[A block of data]
################

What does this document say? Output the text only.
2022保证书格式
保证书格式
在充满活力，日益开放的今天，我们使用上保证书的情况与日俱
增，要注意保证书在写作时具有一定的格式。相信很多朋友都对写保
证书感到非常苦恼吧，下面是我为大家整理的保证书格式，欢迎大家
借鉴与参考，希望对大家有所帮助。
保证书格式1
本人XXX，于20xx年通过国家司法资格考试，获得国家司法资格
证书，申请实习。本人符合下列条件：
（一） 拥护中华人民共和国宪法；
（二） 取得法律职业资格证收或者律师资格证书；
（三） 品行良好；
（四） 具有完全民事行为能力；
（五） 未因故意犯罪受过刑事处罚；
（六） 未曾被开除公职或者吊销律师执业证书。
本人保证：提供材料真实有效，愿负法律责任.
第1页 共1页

################

**EXERCISE TASK:** Retype all the material above precisely, with no line left out.

**RESULT FOR THIS EXERCISE:**
What does this document say? Output the text only.
2022保证书格式
保证书格式
在充满活力，日益开放的今天，我们使用上保证书的情况与日俱
增，要注意保证书在写作时具有一定的格式。相信很多朋友都对写保
证书感到非常苦恼吧，下面是我为大家整理的保证书格式，欢迎大家
借鉴与参考，希望对大家有所帮助。
保证书格式1
本人XXX，于20xx年通过国家司法资格考试，获得国家司法资格
证书，申请实习。本人符合下列条件：
（一） 拥护中华人民共和国宪法；
（二） 取得法律职业资格证收或者律师资格证书；
（三） 品行良好；
（四） 具有完全民事行为能力；
（五） 未因故意犯罪受过刑事处罚；
（六） 未曾被开除公职或者吊销律师执业证书。
本人保证：提供材料真实有效，愿负法律责任.
第1页 共1页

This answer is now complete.